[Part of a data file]
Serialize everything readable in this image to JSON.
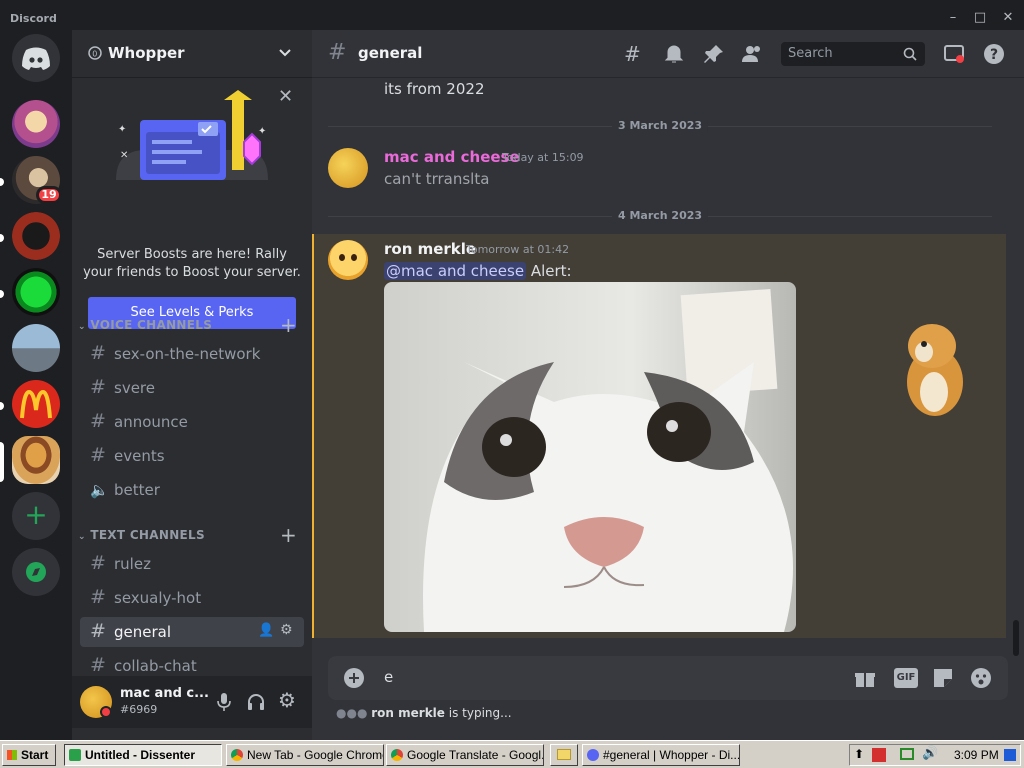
{
  "window": {
    "title": "Discord"
  },
  "servers": {
    "mention_badge": "19"
  },
  "guild": {
    "name": "Whopper"
  },
  "boost": {
    "text": "Server Boosts are here! Rally your friends to Boost your server.",
    "button": "See Levels & Perks"
  },
  "categories": {
    "voice": "VOICE CHANNELS",
    "text": "TEXT CHANNELS"
  },
  "voice_channels": [
    {
      "name": "sex-on-the-network"
    },
    {
      "name": "svere"
    },
    {
      "name": "announce"
    },
    {
      "name": "events"
    },
    {
      "name": "better"
    }
  ],
  "text_channels": [
    {
      "name": "rulez"
    },
    {
      "name": "sexualy-hot"
    },
    {
      "name": "general"
    },
    {
      "name": "collab-chat"
    }
  ],
  "user": {
    "name": "mac and c...",
    "tag": "#6969"
  },
  "channel": {
    "name": "general",
    "search_placeholder": "Search"
  },
  "messages": {
    "top_text": "its from 2022",
    "date1": "3 March 2023",
    "m1": {
      "author": "mac and cheese",
      "time": "Today at 15:09",
      "text": "can't trranslta"
    },
    "date2": "4 March 2023",
    "m2": {
      "author": "ron merkle",
      "time": "Tomorrow at 01:42",
      "mention": "@mac and cheese",
      "text": "Alert:"
    }
  },
  "composer": {
    "value": "e"
  },
  "typing": {
    "user": "ron merkle",
    "text": "is typing..."
  },
  "taskbar": {
    "start": "Start",
    "buttons": [
      "Untitled - Dissenter",
      "New Tab - Google Chrome",
      "Google Translate - Googl...",
      "#general | Whopper - Di..."
    ],
    "clock": "3:09 PM"
  },
  "colors": {
    "accent": "#5865f2",
    "author1": "#e96ad8",
    "mention_bar": "#f0b132",
    "online": "#23a559"
  }
}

What is asked =>
Copy the listing word for word, excluding its pictures.

Finished answer =>
Serialize everything readable in this image to JSON.
{
  "window": {
    "title": "Discord"
  },
  "servers": {
    "mention_badge": "19"
  },
  "guild": {
    "name": "Whopper"
  },
  "boost": {
    "text": "Server Boosts are here! Rally your friends to Boost your server.",
    "button": "See Levels & Perks"
  },
  "categories": {
    "voice": "VOICE CHANNELS",
    "text": "TEXT CHANNELS"
  },
  "voice_channels": [
    {
      "name": "sex-on-the-network"
    },
    {
      "name": "svere"
    },
    {
      "name": "announce"
    },
    {
      "name": "events"
    },
    {
      "name": "better"
    }
  ],
  "text_channels": [
    {
      "name": "rulez"
    },
    {
      "name": "sexualy-hot"
    },
    {
      "name": "general"
    },
    {
      "name": "collab-chat"
    }
  ],
  "user": {
    "name": "mac and c...",
    "tag": "#6969"
  },
  "channel": {
    "name": "general",
    "search_placeholder": "Search"
  },
  "messages": {
    "top_text": "its from 2022",
    "date1": "3 March 2023",
    "m1": {
      "author": "mac and cheese",
      "time": "Today at 15:09",
      "text": "can't trranslta"
    },
    "date2": "4 March 2023",
    "m2": {
      "author": "ron merkle",
      "time": "Tomorrow at 01:42",
      "mention": "@mac and cheese",
      "text": "Alert:"
    }
  },
  "composer": {
    "value": "e"
  },
  "typing": {
    "user": "ron merkle",
    "text": "is typing..."
  },
  "taskbar": {
    "start": "Start",
    "buttons": [
      "Untitled - Dissenter",
      "New Tab - Google Chrome",
      "Google Translate - Googl...",
      "#general | Whopper - Di..."
    ],
    "clock": "3:09 PM"
  },
  "colors": {
    "accent": "#5865f2",
    "author1": "#e96ad8",
    "mention_bar": "#f0b132",
    "online": "#23a559"
  }
}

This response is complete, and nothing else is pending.